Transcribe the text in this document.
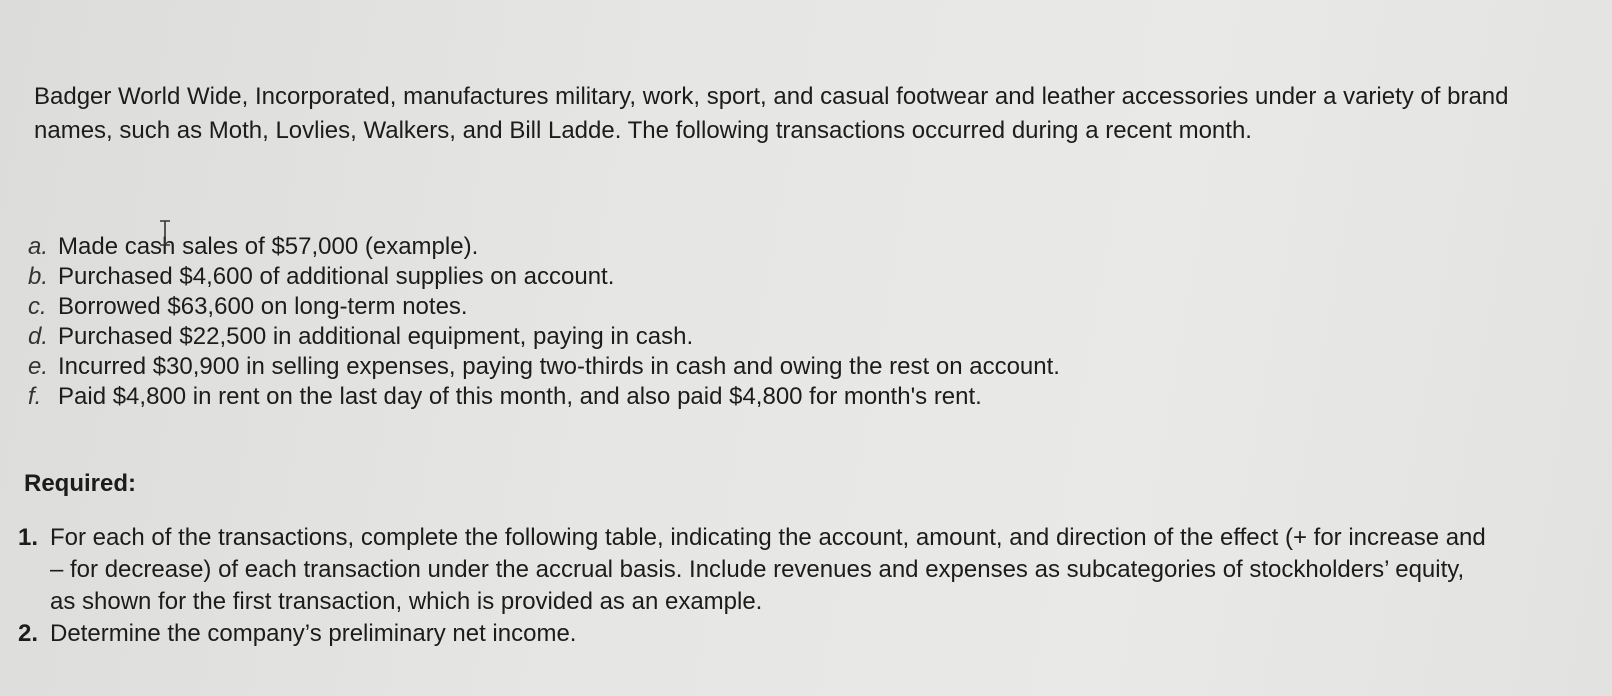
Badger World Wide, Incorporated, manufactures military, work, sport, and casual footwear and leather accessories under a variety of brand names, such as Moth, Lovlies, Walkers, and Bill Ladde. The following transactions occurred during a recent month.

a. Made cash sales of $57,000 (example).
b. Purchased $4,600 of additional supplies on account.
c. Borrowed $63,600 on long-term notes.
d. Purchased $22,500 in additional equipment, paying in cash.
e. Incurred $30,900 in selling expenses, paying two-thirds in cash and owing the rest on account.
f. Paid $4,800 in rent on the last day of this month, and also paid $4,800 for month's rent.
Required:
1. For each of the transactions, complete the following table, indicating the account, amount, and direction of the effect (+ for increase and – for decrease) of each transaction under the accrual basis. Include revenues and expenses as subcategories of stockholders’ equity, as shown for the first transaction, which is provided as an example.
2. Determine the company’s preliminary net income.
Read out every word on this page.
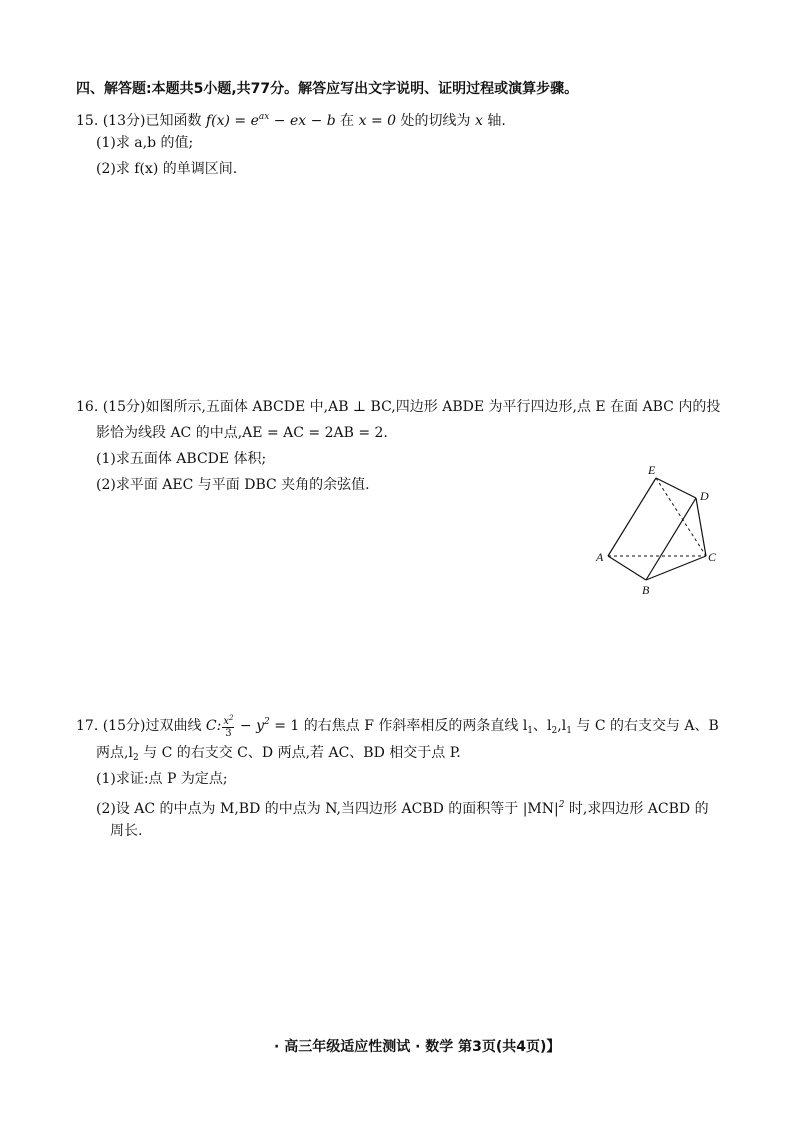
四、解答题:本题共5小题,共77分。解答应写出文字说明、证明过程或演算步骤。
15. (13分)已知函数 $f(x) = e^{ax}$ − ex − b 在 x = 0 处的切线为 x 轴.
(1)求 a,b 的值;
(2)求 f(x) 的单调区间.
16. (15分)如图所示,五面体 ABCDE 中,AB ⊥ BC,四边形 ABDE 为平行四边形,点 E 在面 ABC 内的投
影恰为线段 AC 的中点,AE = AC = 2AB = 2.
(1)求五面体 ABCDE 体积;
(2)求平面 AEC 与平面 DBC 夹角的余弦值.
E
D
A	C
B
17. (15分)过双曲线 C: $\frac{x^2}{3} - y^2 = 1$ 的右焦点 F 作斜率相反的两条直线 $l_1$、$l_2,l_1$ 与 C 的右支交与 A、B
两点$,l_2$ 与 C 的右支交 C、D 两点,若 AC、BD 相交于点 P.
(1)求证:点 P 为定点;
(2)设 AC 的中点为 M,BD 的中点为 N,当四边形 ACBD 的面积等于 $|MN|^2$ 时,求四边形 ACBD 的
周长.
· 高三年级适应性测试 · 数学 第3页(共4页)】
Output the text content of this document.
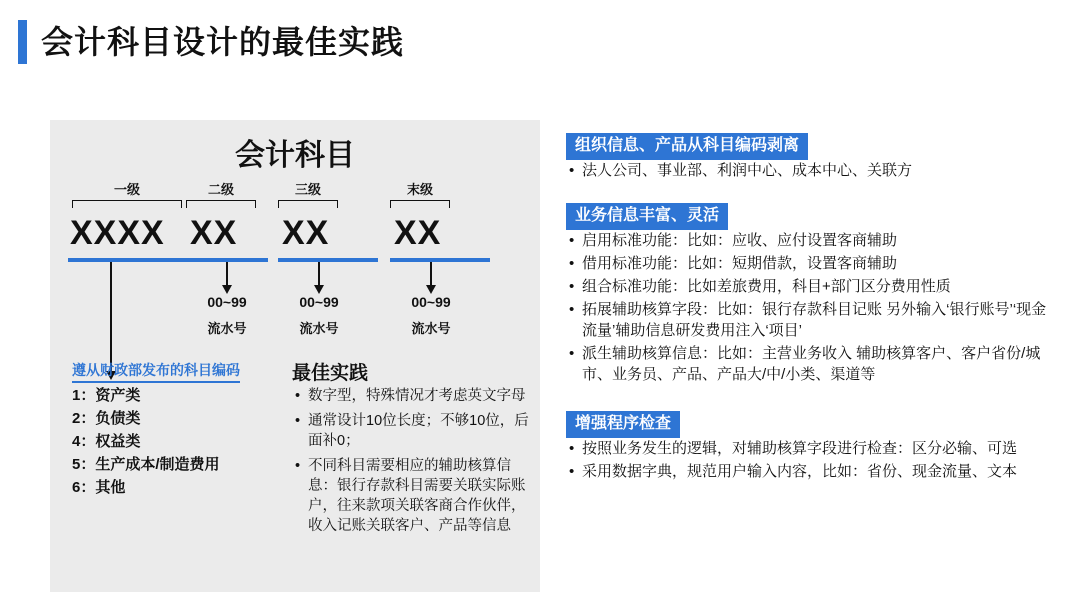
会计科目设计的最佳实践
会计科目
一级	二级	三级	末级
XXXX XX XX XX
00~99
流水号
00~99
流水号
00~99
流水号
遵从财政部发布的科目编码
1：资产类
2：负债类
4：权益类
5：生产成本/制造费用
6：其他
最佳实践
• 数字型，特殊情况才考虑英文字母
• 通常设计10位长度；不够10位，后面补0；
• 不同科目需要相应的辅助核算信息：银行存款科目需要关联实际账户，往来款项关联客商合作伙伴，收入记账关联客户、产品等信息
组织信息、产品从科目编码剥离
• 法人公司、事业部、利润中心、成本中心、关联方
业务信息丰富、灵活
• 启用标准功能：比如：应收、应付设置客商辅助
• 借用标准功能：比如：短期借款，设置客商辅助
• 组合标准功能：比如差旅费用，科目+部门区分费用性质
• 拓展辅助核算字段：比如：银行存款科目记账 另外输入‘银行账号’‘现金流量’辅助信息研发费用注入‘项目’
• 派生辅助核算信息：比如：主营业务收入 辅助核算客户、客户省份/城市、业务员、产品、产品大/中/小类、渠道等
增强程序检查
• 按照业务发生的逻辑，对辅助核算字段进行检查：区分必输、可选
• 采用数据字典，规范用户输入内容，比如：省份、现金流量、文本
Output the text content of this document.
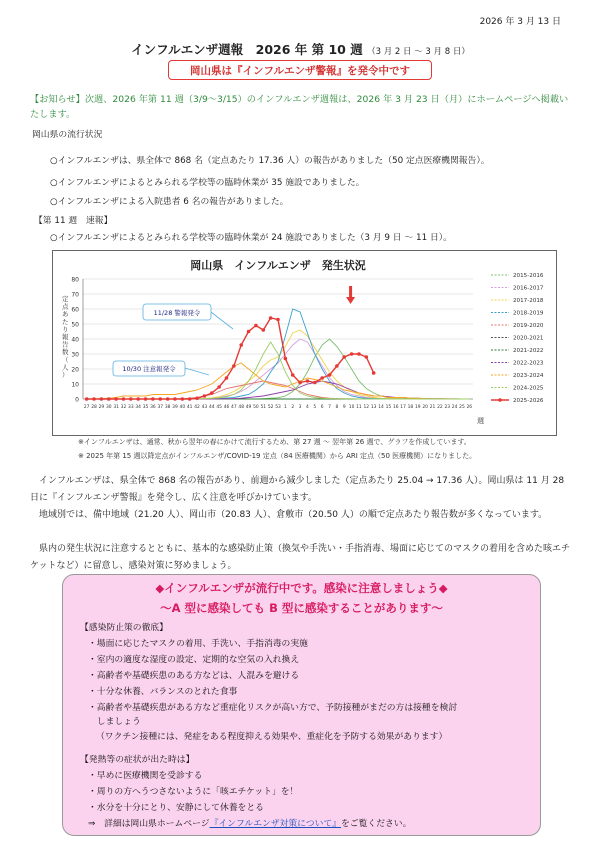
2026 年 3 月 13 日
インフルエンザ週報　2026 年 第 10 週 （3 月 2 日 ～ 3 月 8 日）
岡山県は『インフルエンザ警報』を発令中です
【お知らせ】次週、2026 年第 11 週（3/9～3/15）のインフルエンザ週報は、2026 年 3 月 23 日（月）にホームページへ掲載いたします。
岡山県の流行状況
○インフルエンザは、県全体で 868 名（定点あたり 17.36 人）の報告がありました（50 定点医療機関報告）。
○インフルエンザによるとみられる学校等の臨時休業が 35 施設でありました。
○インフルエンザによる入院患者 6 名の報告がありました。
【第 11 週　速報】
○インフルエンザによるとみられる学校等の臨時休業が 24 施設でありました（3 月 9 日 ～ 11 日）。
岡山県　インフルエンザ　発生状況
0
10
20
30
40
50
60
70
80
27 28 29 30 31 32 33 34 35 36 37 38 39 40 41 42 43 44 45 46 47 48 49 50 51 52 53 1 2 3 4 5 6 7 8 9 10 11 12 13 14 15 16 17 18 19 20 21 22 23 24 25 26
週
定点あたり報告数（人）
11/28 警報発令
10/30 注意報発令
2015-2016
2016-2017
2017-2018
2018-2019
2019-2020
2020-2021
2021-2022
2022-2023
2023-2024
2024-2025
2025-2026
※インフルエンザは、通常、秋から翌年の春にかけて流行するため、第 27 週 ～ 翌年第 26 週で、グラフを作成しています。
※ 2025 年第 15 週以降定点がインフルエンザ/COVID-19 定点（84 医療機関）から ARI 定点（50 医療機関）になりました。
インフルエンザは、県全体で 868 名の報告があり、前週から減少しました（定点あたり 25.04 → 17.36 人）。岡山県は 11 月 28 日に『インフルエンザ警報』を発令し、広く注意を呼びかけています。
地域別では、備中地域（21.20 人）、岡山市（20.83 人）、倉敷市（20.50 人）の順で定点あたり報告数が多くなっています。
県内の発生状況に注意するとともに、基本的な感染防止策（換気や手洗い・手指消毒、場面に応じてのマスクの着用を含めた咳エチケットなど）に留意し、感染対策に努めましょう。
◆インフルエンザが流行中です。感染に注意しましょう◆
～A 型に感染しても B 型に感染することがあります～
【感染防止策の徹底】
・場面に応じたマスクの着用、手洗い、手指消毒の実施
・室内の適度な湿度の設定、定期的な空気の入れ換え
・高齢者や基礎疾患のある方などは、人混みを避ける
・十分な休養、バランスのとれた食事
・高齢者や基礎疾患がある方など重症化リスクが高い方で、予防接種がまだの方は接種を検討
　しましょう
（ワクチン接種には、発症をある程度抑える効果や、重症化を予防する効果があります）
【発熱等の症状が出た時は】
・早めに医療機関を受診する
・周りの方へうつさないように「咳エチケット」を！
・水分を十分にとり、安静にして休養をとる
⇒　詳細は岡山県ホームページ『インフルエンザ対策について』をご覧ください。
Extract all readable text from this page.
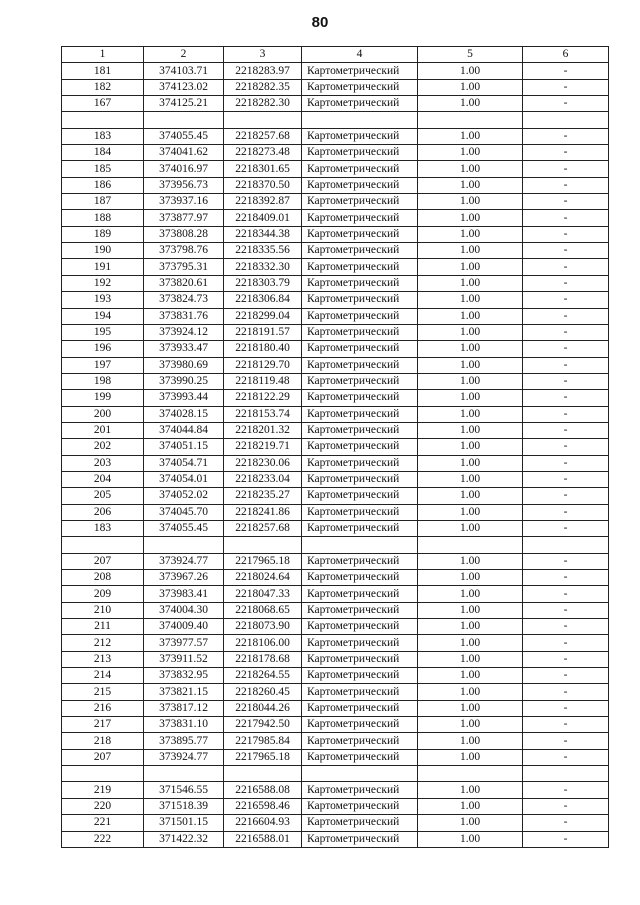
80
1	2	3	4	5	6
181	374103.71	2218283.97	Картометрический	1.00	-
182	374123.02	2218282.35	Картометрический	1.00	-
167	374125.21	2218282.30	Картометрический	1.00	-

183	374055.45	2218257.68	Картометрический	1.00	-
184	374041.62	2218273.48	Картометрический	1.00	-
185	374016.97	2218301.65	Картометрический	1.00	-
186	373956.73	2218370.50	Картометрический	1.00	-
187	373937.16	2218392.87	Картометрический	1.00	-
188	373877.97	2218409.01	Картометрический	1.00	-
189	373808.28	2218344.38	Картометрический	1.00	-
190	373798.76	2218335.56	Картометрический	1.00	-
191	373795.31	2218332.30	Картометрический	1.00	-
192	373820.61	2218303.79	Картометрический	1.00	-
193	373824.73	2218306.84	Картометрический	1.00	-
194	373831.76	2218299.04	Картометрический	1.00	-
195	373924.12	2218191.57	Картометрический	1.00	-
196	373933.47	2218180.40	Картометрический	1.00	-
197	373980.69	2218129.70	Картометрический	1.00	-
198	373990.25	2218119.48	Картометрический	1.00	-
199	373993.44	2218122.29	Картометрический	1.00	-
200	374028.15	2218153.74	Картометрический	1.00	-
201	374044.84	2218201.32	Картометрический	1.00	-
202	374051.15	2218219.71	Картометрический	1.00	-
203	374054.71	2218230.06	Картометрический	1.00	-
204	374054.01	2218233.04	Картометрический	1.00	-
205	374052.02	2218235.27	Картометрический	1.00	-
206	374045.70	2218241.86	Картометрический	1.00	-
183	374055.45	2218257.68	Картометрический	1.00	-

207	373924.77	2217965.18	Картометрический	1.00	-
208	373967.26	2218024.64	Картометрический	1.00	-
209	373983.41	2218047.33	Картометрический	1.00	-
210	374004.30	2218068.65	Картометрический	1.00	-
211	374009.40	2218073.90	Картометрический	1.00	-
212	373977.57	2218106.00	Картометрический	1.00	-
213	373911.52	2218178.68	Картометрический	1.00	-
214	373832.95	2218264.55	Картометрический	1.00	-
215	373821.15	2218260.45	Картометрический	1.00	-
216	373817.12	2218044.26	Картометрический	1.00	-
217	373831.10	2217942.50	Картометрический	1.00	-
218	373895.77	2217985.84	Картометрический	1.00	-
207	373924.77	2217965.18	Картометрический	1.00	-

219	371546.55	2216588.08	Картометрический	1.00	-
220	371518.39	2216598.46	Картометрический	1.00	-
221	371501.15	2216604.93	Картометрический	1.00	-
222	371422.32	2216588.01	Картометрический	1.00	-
_ _ _
### THE TASK
Check every line of the records above for the string "cash" and say how many contain it, giving the number alone.

### RESULT BELOW
3